** Text shown **
-=-=-

If you go with Emoreigh she will be Ee More Ree
I'd have said Ee-More-Ray.
Give her a normal name with a normal spelling. The desire for it to be unique is your and your wife's desire to be special not a desire to give your daughter a good name.
Isn't being a parent grand? Wondering what effect the name you choose will have on your child's future could keep you awake nights!
Or just give your kid a normal name with a normal spelling and don't sweat it.
The parents of little Typhonee and Phredurik are the ones who should worry about how their kids' name will affect their kids, and yet they are the very ones who won't.
The long and short of it seems to be, if you spell a name uniquely people will think you are ignorant and uneducated. Even if you're not. And if people pronounce or spell a common name incorrectly, they will come across as the same. I have to correct/spell my name all the time. (EMILY) Because of people that chose to be special snowflakes and give their kids unusual spellings. And yes, I do think they are ignorant and uneducated when they mess up my name. Sorry, that's just how it is.
We have a daughter with a unique name that is difficult to pronounce when someone is trying to read it. It is a somewhat common name in Europe, but all but unheard of in the US. We also chose the less common spelling. She is an overacheiver. When we went to various awards dinners and cereemonies and they got to first place and the announcer just stood there staring at the paper in terror, we started cheering and appluding, horrified stare and stuttering = you won!
I have asked her if she disliked her name. She said there were times when she wished she had a "normal" name, but most of the time she loved having a unique name.

-=-=-

** Data extract **
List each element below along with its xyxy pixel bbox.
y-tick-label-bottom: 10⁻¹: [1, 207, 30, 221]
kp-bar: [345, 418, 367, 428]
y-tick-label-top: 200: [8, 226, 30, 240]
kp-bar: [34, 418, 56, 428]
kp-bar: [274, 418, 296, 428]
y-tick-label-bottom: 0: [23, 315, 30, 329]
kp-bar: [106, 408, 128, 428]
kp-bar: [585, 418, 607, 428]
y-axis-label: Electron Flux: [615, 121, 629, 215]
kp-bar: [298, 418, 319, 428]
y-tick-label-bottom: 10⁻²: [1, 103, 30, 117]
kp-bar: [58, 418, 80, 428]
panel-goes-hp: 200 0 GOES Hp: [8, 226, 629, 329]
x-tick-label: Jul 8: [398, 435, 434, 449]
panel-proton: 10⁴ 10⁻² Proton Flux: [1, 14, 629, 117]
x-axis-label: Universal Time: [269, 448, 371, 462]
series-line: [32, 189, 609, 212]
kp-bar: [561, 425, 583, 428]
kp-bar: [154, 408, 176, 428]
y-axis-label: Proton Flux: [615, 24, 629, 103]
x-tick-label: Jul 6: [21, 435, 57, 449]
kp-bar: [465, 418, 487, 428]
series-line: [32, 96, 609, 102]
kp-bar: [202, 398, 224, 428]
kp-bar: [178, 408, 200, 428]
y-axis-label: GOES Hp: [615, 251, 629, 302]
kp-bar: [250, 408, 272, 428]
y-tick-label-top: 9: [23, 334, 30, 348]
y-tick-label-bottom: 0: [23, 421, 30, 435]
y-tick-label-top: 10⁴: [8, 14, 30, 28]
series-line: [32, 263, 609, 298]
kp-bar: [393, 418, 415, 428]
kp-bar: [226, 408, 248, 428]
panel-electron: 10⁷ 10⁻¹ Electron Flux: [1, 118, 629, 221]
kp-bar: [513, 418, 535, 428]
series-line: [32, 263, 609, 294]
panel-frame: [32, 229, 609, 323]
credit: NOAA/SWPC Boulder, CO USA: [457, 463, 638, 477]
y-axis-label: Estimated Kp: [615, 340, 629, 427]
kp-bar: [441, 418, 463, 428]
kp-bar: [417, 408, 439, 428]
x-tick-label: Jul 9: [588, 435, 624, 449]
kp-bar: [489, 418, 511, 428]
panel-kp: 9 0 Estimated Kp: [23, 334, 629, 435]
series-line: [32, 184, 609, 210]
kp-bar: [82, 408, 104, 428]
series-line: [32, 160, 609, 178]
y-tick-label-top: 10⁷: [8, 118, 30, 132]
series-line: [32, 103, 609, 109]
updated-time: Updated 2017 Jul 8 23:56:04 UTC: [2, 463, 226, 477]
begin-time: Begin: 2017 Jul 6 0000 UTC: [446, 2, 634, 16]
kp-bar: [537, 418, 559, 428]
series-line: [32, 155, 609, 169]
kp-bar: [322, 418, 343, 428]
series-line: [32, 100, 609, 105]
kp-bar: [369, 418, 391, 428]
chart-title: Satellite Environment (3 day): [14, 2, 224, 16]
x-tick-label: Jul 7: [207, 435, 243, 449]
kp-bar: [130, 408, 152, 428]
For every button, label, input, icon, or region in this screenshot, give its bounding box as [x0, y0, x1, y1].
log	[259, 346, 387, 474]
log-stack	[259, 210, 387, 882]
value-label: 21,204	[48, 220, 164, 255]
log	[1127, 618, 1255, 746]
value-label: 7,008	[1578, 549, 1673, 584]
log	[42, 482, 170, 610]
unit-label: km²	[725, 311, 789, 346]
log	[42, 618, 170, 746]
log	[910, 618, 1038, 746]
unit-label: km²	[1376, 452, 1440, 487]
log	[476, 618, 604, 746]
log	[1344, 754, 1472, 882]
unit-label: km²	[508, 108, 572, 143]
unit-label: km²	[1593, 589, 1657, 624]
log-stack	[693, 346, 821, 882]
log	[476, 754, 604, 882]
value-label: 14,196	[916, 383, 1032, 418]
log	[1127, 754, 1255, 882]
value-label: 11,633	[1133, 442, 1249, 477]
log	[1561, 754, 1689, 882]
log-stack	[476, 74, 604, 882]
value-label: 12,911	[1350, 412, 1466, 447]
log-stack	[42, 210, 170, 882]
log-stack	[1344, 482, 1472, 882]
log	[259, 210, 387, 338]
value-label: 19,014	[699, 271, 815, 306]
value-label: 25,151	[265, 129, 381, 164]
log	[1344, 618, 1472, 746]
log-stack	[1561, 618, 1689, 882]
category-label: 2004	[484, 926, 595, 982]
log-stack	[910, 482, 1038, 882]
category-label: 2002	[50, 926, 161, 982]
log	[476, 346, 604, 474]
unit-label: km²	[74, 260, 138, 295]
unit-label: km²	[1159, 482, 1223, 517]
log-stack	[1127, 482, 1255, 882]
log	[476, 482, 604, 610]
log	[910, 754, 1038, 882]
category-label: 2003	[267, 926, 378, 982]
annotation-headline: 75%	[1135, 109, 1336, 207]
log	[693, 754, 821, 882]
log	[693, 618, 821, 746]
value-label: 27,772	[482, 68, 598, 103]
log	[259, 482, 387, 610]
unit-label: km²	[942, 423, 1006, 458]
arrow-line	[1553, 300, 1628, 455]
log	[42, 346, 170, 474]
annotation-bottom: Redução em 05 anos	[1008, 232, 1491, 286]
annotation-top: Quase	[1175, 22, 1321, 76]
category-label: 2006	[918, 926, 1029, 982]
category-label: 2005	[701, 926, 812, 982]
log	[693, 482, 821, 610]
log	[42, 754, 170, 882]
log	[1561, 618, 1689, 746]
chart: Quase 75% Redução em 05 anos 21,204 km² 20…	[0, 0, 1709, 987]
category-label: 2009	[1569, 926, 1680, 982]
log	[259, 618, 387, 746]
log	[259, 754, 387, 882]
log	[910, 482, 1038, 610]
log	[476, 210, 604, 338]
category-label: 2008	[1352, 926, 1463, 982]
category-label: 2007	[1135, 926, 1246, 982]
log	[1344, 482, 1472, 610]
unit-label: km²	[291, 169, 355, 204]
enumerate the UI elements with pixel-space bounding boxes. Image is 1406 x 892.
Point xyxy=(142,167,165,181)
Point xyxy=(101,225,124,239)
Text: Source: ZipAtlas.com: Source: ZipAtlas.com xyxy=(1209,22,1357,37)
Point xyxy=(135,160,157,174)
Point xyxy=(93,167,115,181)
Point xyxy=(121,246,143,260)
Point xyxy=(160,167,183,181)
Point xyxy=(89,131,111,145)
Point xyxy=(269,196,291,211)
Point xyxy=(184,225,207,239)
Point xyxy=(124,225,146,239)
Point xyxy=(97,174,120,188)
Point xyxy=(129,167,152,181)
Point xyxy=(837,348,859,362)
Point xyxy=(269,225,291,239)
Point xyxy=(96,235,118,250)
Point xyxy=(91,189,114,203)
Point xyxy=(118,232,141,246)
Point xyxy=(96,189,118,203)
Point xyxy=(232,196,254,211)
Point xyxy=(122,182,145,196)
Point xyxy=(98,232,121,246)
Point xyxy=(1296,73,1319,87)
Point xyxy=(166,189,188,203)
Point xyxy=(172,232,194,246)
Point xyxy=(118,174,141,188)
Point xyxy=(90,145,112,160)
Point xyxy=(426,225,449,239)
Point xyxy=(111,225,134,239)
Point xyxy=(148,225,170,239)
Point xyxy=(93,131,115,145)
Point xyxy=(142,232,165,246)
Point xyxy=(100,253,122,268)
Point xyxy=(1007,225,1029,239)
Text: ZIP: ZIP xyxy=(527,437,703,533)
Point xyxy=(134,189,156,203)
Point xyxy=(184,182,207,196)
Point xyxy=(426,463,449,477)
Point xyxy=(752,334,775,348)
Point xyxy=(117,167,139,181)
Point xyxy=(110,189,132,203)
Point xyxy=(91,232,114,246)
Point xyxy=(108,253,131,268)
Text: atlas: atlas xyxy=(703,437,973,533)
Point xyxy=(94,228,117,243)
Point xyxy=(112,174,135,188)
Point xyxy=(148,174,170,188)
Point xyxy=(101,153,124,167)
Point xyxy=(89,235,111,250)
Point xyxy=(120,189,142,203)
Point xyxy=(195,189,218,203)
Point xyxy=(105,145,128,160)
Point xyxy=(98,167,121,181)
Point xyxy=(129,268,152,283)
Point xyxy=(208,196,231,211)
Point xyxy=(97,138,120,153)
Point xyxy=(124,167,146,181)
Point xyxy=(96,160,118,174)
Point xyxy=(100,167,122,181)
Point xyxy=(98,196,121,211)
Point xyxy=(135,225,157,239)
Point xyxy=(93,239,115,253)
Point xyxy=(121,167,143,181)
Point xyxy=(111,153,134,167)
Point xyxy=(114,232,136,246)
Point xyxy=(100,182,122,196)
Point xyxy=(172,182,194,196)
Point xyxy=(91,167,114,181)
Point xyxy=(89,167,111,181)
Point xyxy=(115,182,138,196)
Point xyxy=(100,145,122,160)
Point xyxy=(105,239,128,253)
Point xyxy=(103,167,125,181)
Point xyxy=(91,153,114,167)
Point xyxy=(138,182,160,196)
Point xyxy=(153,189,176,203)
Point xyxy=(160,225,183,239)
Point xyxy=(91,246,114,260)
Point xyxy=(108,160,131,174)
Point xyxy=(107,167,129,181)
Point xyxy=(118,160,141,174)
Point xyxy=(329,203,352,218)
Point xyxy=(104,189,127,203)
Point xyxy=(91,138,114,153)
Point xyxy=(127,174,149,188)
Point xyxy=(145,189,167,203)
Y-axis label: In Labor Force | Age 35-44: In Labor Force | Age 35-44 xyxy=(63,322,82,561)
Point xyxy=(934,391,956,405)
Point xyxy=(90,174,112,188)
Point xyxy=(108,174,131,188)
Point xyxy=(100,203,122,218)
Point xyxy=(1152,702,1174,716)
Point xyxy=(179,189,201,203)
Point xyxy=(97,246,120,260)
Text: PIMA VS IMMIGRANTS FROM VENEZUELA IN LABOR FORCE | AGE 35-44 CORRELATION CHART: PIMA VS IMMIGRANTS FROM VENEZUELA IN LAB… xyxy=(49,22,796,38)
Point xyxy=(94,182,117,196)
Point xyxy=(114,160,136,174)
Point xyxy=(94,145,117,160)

-=-=-

** Requests **
1 > Copy the records word for word, beginning with their first line and ending with the line that contains "series-line: [32, 155, 609, 169]", both lines included.
2 > Extend the discussion of unusual name spellings, picking up after its final sentence.

** Outputs in order **
1 >
List each element below along with its xyxy pixel bbox.
y-tick-label-bottom: 10⁻¹: [1, 207, 30, 221]
kp-bar: [345, 418, 367, 428]
y-tick-label-top: 200: [8, 226, 30, 240]
kp-bar: [34, 418, 56, 428]
kp-bar: [274, 418, 296, 428]
y-tick-label-bottom: 0: [23, 315, 30, 329]
kp-bar: [106, 408, 128, 428]
kp-bar: [585, 418, 607, 428]
y-axis-label: Electron Flux: [615, 121, 629, 215]
kp-bar: [298, 418, 319, 428]
y-tick-label-bottom: 10⁻²: [1, 103, 30, 117]
kp-bar: [58, 418, 80, 428]
panel-goes-hp: 200 0 GOES Hp: [8, 226, 629, 329]
x-tick-label: Jul 8: [398, 435, 434, 449]
panel-proton: 10⁴ 10⁻² Proton Flux: [1, 14, 629, 117]
x-axis-label: Universal Time: [269, 448, 371, 462]
series-line: [32, 189, 609, 212]
kp-bar: [561, 425, 583, 428]
kp-bar: [154, 408, 176, 428]
y-axis-label: Proton Flux: [615, 24, 629, 103]
x-tick-label: Jul 6: [21, 435, 57, 449]
kp-bar: [465, 418, 487, 428]
series-line: [32, 96, 609, 102]
kp-bar: [202, 398, 224, 428]
kp-bar: [178, 408, 200, 428]
y-axis-label: GOES Hp: [615, 251, 629, 302]
kp-bar: [250, 408, 272, 428]
y-tick-label-top: 9: [23, 334, 30, 348]
y-tick-label-bottom: 0: [23, 421, 30, 435]
y-tick-label-top: 10⁴: [8, 14, 30, 28]
series-line: [32, 263, 609, 298]
kp-bar: [393, 418, 415, 428]
kp-bar: [226, 408, 248, 428]
panel-electron: 10⁷ 10⁻¹ Electron Flux: [1, 118, 629, 221]
kp-bar: [513, 418, 535, 428]
series-line: [32, 263, 609, 294]
panel-frame: [32, 229, 609, 323]
credit: NOAA/SWPC Boulder, CO USA: [457, 463, 638, 477]
y-axis-label: Estimated Kp: [615, 340, 629, 427]
kp-bar: [441, 418, 463, 428]
kp-bar: [417, 408, 439, 428]
x-tick-label: Jul 9: [588, 435, 624, 449]
kp-bar: [489, 418, 511, 428]
panel-kp: 9 0 Estimated Kp: [23, 334, 629, 435]
series-line: [32, 184, 609, 210]
kp-bar: [82, 408, 104, 428]
series-line: [32, 160, 609, 178]
y-tick-label-top: 10⁷: [8, 118, 30, 132]
series-line: [32, 103, 609, 109]
updated-time: Updated 2017 Jul 8 23:56:04 UTC: [2, 463, 226, 477]
begin-time: Begin: 2017 Jul 6 0000 UTC: [446, 2, 634, 16]
kp-bar: [537, 418, 559, 428]
series-line: [32, 155, 609, 169]

2 >
My daughter's name is Adele. You'd think that would be pretty simple, but it's not. It's not a common name, but it's not THAT unusual, either, just old-fashioned. Southerners say AY-dell. Others have tried AD-a-lee or or A-DEAL. To make it worse, she has a terrible last name--hard to spell, hard to pronounce, easy to make fun of--that I ditched for those very reasons when I divorced her father. (My original last name is an easy, fairly common, English name that you can only screw up if you're a complete moron!) I used to tell my daughter that when she grew up, she could ditch the last name and just be known by her first name, since it's fairly underused.
Thankfully, a couple of years ago, along came this singer who did just that, and now everyone pronounces my daughter's name correctly.
Imari is a well-known kind of Japanese porcelain. Do you really want to name a child for a plate or a pot?(although many a little boy has been named "Clay" without incident...).
OP's baby is six months old. I wonder what her name is?
What would be more interesting is for the poor kid to come back in 20 years and tell us if she was ever able to find a job with a terrible name like that.